◆ THE PROBLEM: From the listing below, tally the lines that include "features". Return only the total.

[START RAW DATA]

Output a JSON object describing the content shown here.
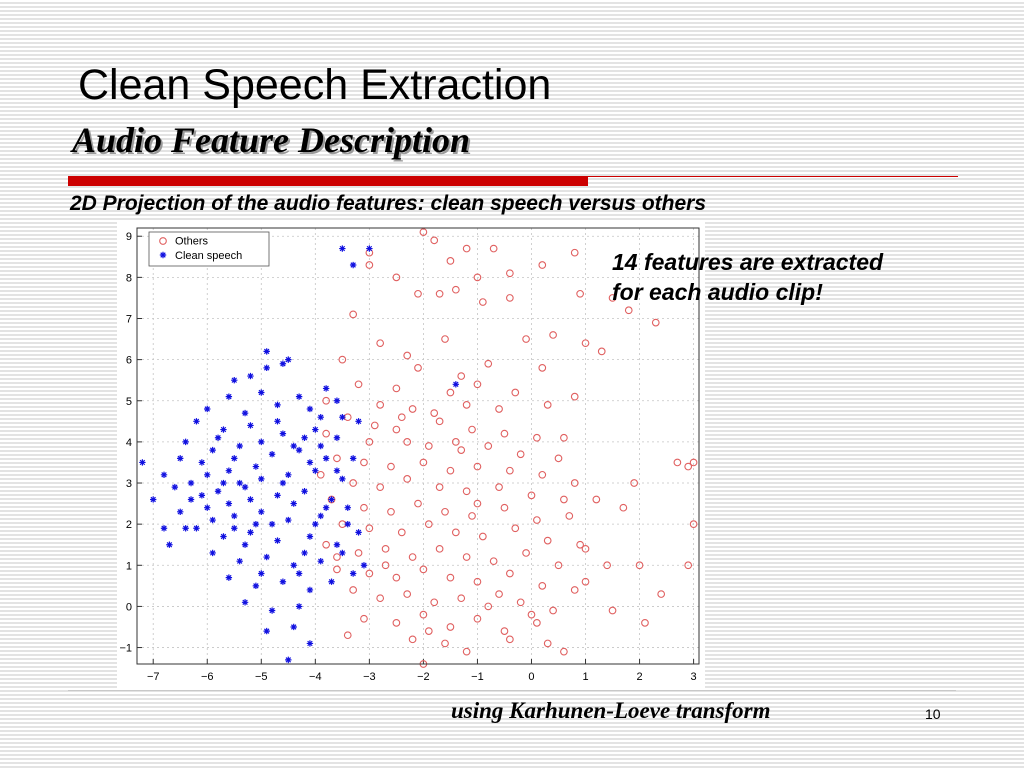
{
  "slide": {
    "title": "Clean Speech Extraction",
    "subtitle": "Audio Feature Description",
    "caption": "2D Projection of the audio features: clean speech versus others",
    "note_line1": "14 features are extracted",
    "note_line2": "for each audio clip!",
    "method": "using Karhunen-Loeve transform",
    "page_number": "10"
  },
  "colors": {
    "others": "#e06060",
    "clean_speech": "#1010e0",
    "accent_rule": "#cc0000"
  },
  "chart_data": {
    "type": "scatter",
    "title": "",
    "xlabel": "",
    "ylabel": "",
    "xlim": [
      -7.3,
      3.1
    ],
    "ylim": [
      -1.4,
      9.2
    ],
    "xticks": [
      -7,
      -6,
      -5,
      -4,
      -3,
      -2,
      -1,
      0,
      1,
      2,
      3
    ],
    "yticks": [
      -1,
      0,
      1,
      2,
      3,
      4,
      5,
      6,
      7,
      8,
      9
    ],
    "grid": true,
    "legend_position": "top-left",
    "series": [
      {
        "name": "Others",
        "marker": "circle",
        "color": "#e06060",
        "points": [
          [
            -2.0,
            9.1
          ],
          [
            -1.8,
            8.9
          ],
          [
            -1.2,
            8.7
          ],
          [
            -0.7,
            8.7
          ],
          [
            -1.5,
            8.4
          ],
          [
            -3.0,
            8.6
          ],
          [
            -3.0,
            8.3
          ],
          [
            -2.5,
            8.0
          ],
          [
            -1.0,
            8.0
          ],
          [
            -0.4,
            8.1
          ],
          [
            0.8,
            8.6
          ],
          [
            0.2,
            8.3
          ],
          [
            -1.4,
            7.7
          ],
          [
            -2.1,
            7.6
          ],
          [
            -0.4,
            7.5
          ],
          [
            -0.9,
            7.4
          ],
          [
            -1.7,
            7.6
          ],
          [
            1.5,
            7.5
          ],
          [
            1.8,
            7.2
          ],
          [
            0.9,
            7.6
          ],
          [
            2.3,
            6.9
          ],
          [
            -0.1,
            6.5
          ],
          [
            0.4,
            6.6
          ],
          [
            -1.6,
            6.5
          ],
          [
            1.0,
            6.4
          ],
          [
            1.3,
            6.2
          ],
          [
            -2.3,
            6.1
          ],
          [
            -3.5,
            6.0
          ],
          [
            -2.1,
            5.8
          ],
          [
            -0.8,
            5.9
          ],
          [
            0.2,
            5.8
          ],
          [
            -1.3,
            5.6
          ],
          [
            -3.2,
            5.4
          ],
          [
            -2.5,
            5.3
          ],
          [
            -1.5,
            5.2
          ],
          [
            -1.0,
            5.4
          ],
          [
            -0.3,
            5.2
          ],
          [
            0.8,
            5.1
          ],
          [
            -3.8,
            5.0
          ],
          [
            -2.8,
            4.9
          ],
          [
            -2.2,
            4.8
          ],
          [
            -1.8,
            4.7
          ],
          [
            -1.2,
            4.9
          ],
          [
            -0.6,
            4.8
          ],
          [
            0.3,
            4.9
          ],
          [
            -3.4,
            4.6
          ],
          [
            -2.9,
            4.4
          ],
          [
            -2.5,
            4.3
          ],
          [
            -1.7,
            4.5
          ],
          [
            -1.1,
            4.3
          ],
          [
            -0.5,
            4.2
          ],
          [
            0.1,
            4.1
          ],
          [
            -3.8,
            4.2
          ],
          [
            -3.0,
            4.0
          ],
          [
            -2.3,
            4.0
          ],
          [
            -1.9,
            3.9
          ],
          [
            -1.3,
            3.8
          ],
          [
            -0.8,
            3.9
          ],
          [
            -0.2,
            3.7
          ],
          [
            0.5,
            3.6
          ],
          [
            -3.6,
            3.6
          ],
          [
            -3.1,
            3.5
          ],
          [
            -2.6,
            3.4
          ],
          [
            -2.0,
            3.5
          ],
          [
            -1.5,
            3.3
          ],
          [
            -1.0,
            3.4
          ],
          [
            -0.4,
            3.3
          ],
          [
            0.2,
            3.2
          ],
          [
            0.8,
            3.0
          ],
          [
            -3.9,
            3.2
          ],
          [
            -3.3,
            3.0
          ],
          [
            -2.8,
            2.9
          ],
          [
            -2.3,
            3.1
          ],
          [
            -1.7,
            2.9
          ],
          [
            -1.2,
            2.8
          ],
          [
            -0.6,
            2.9
          ],
          [
            0.0,
            2.7
          ],
          [
            0.6,
            2.6
          ],
          [
            -3.7,
            2.6
          ],
          [
            -3.1,
            2.4
          ],
          [
            -2.6,
            2.3
          ],
          [
            -2.1,
            2.5
          ],
          [
            -1.6,
            2.3
          ],
          [
            -1.1,
            2.2
          ],
          [
            -0.5,
            2.4
          ],
          [
            0.1,
            2.1
          ],
          [
            0.7,
            2.2
          ],
          [
            -3.5,
            2.0
          ],
          [
            -3.0,
            1.9
          ],
          [
            -2.4,
            1.8
          ],
          [
            -1.9,
            2.0
          ],
          [
            -1.4,
            1.8
          ],
          [
            -0.9,
            1.7
          ],
          [
            -0.3,
            1.9
          ],
          [
            0.3,
            1.6
          ],
          [
            0.9,
            1.5
          ],
          [
            -3.8,
            1.5
          ],
          [
            -3.2,
            1.3
          ],
          [
            -2.7,
            1.4
          ],
          [
            -2.2,
            1.2
          ],
          [
            -1.7,
            1.4
          ],
          [
            -1.2,
            1.2
          ],
          [
            -0.7,
            1.1
          ],
          [
            -0.1,
            1.3
          ],
          [
            0.5,
            1.0
          ],
          [
            -3.6,
            0.9
          ],
          [
            -3.0,
            0.8
          ],
          [
            -2.5,
            0.7
          ],
          [
            -2.0,
            0.9
          ],
          [
            -1.5,
            0.7
          ],
          [
            -1.0,
            0.6
          ],
          [
            -0.4,
            0.8
          ],
          [
            0.2,
            0.5
          ],
          [
            0.8,
            0.4
          ],
          [
            -3.3,
            0.4
          ],
          [
            -2.8,
            0.2
          ],
          [
            -2.3,
            0.3
          ],
          [
            -1.8,
            0.1
          ],
          [
            -1.3,
            0.2
          ],
          [
            -0.8,
            0.0
          ],
          [
            -0.2,
            0.1
          ],
          [
            0.4,
            -0.1
          ],
          [
            -3.1,
            -0.3
          ],
          [
            -2.5,
            -0.4
          ],
          [
            -2.0,
            -0.2
          ],
          [
            -1.5,
            -0.5
          ],
          [
            -1.0,
            -0.3
          ],
          [
            -0.5,
            -0.6
          ],
          [
            0.1,
            -0.4
          ],
          [
            -2.2,
            -0.8
          ],
          [
            -1.6,
            -0.9
          ],
          [
            -1.2,
            -1.1
          ],
          [
            -0.4,
            -0.8
          ],
          [
            0.3,
            -0.9
          ],
          [
            -2.0,
            -1.4
          ],
          [
            1.4,
            1.0
          ],
          [
            1.0,
            1.4
          ],
          [
            2.0,
            1.0
          ],
          [
            2.4,
            0.3
          ],
          [
            2.1,
            -0.4
          ],
          [
            1.5,
            -0.1
          ],
          [
            1.0,
            0.6
          ],
          [
            0.6,
            -1.1
          ],
          [
            2.7,
            3.5
          ],
          [
            2.9,
            3.4
          ],
          [
            3.0,
            3.5
          ],
          [
            3.0,
            2.0
          ],
          [
            2.9,
            1.0
          ],
          [
            1.9,
            3.0
          ],
          [
            1.7,
            2.4
          ],
          [
            -3.3,
            7.1
          ],
          [
            0.6,
            4.1
          ],
          [
            -2.8,
            6.4
          ],
          [
            -3.6,
            1.2
          ],
          [
            -3.4,
            -0.7
          ],
          [
            -2.7,
            1.0
          ],
          [
            -1.9,
            -0.6
          ],
          [
            -0.6,
            0.3
          ],
          [
            0.0,
            -0.2
          ],
          [
            1.2,
            2.6
          ],
          [
            -2.4,
            4.6
          ],
          [
            -1.0,
            2.5
          ],
          [
            -1.4,
            4.0
          ]
        ]
      },
      {
        "name": "Clean speech",
        "marker": "star",
        "color": "#1010e0",
        "points": [
          [
            -3.5,
            8.7
          ],
          [
            -3.0,
            8.7
          ],
          [
            -3.3,
            8.3
          ],
          [
            -6.8,
            3.2
          ],
          [
            -6.5,
            3.6
          ],
          [
            -6.3,
            2.6
          ],
          [
            -6.4,
            1.9
          ],
          [
            -6.7,
            1.5
          ],
          [
            -7.2,
            3.5
          ],
          [
            -7.0,
            2.6
          ],
          [
            -5.5,
            5.5
          ],
          [
            -5.2,
            5.6
          ],
          [
            -4.9,
            5.8
          ],
          [
            -4.5,
            6.0
          ],
          [
            -4.9,
            6.2
          ],
          [
            -4.6,
            5.9
          ],
          [
            -3.8,
            5.3
          ],
          [
            -5.6,
            5.1
          ],
          [
            -5.0,
            5.2
          ],
          [
            -4.3,
            5.1
          ],
          [
            -3.6,
            5.0
          ],
          [
            -6.0,
            4.8
          ],
          [
            -5.3,
            4.7
          ],
          [
            -4.7,
            4.9
          ],
          [
            -4.1,
            4.8
          ],
          [
            -3.5,
            4.6
          ],
          [
            -6.2,
            4.5
          ],
          [
            -5.7,
            4.3
          ],
          [
            -5.2,
            4.4
          ],
          [
            -4.6,
            4.2
          ],
          [
            -4.0,
            4.3
          ],
          [
            -3.6,
            4.1
          ],
          [
            -6.4,
            4.0
          ],
          [
            -5.9,
            3.8
          ],
          [
            -5.4,
            3.9
          ],
          [
            -4.8,
            3.7
          ],
          [
            -4.3,
            3.8
          ],
          [
            -3.8,
            3.6
          ],
          [
            -6.1,
            3.5
          ],
          [
            -5.6,
            3.3
          ],
          [
            -5.1,
            3.4
          ],
          [
            -4.5,
            3.2
          ],
          [
            -4.0,
            3.3
          ],
          [
            -3.5,
            3.1
          ],
          [
            -6.3,
            3.0
          ],
          [
            -5.8,
            2.8
          ],
          [
            -5.3,
            2.9
          ],
          [
            -4.7,
            2.7
          ],
          [
            -4.2,
            2.8
          ],
          [
            -3.7,
            2.6
          ],
          [
            -6.0,
            2.4
          ],
          [
            -5.5,
            2.2
          ],
          [
            -5.0,
            2.3
          ],
          [
            -4.5,
            2.1
          ],
          [
            -3.9,
            2.2
          ],
          [
            -3.4,
            2.0
          ],
          [
            -6.2,
            1.9
          ],
          [
            -5.7,
            1.7
          ],
          [
            -5.2,
            1.8
          ],
          [
            -4.7,
            1.6
          ],
          [
            -4.1,
            1.7
          ],
          [
            -3.6,
            1.5
          ],
          [
            -5.9,
            1.3
          ],
          [
            -5.4,
            1.1
          ],
          [
            -4.9,
            1.2
          ],
          [
            -4.4,
            1.0
          ],
          [
            -3.9,
            1.1
          ],
          [
            -5.6,
            0.7
          ],
          [
            -5.1,
            0.5
          ],
          [
            -4.6,
            0.6
          ],
          [
            -4.1,
            0.4
          ],
          [
            -3.7,
            0.6
          ],
          [
            -5.3,
            0.1
          ],
          [
            -4.8,
            -0.1
          ],
          [
            -4.3,
            0.0
          ],
          [
            -4.9,
            -0.6
          ],
          [
            -4.4,
            -0.5
          ],
          [
            -4.5,
            -1.3
          ],
          [
            -4.1,
            -0.9
          ],
          [
            -5.8,
            4.1
          ],
          [
            -5.5,
            3.6
          ],
          [
            -5.0,
            3.1
          ],
          [
            -4.4,
            2.5
          ],
          [
            -5.2,
            2.6
          ],
          [
            -4.8,
            2.0
          ],
          [
            -5.6,
            2.5
          ],
          [
            -4.6,
            3.0
          ],
          [
            -5.4,
            3.0
          ],
          [
            -5.0,
            4.0
          ],
          [
            -4.7,
            4.5
          ],
          [
            -4.2,
            4.1
          ],
          [
            -3.9,
            3.9
          ],
          [
            -3.3,
            3.6
          ],
          [
            -3.4,
            2.4
          ],
          [
            -3.2,
            1.8
          ],
          [
            -3.1,
            1.0
          ],
          [
            -3.3,
            0.8
          ],
          [
            -5.9,
            2.1
          ],
          [
            -6.6,
            2.9
          ],
          [
            -6.8,
            1.9
          ],
          [
            -6.5,
            2.3
          ],
          [
            -5.3,
            1.5
          ],
          [
            -4.2,
            1.3
          ],
          [
            -3.8,
            2.4
          ],
          [
            -3.6,
            3.3
          ],
          [
            -4.1,
            3.5
          ],
          [
            -4.4,
            3.9
          ],
          [
            -5.7,
            3.0
          ],
          [
            -6.0,
            3.2
          ],
          [
            -5.1,
            2.0
          ],
          [
            -4.0,
            2.0
          ],
          [
            -3.5,
            1.3
          ],
          [
            -4.3,
            0.8
          ],
          [
            -5.0,
            0.8
          ],
          [
            -5.5,
            1.9
          ],
          [
            -6.1,
            2.7
          ],
          [
            -3.9,
            4.6
          ],
          [
            -3.2,
            4.5
          ],
          [
            -1.4,
            5.4
          ]
        ]
      }
    ]
  }
}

[END RAW DATA]

◆ RESPONSE TO THE EXERCISE: 2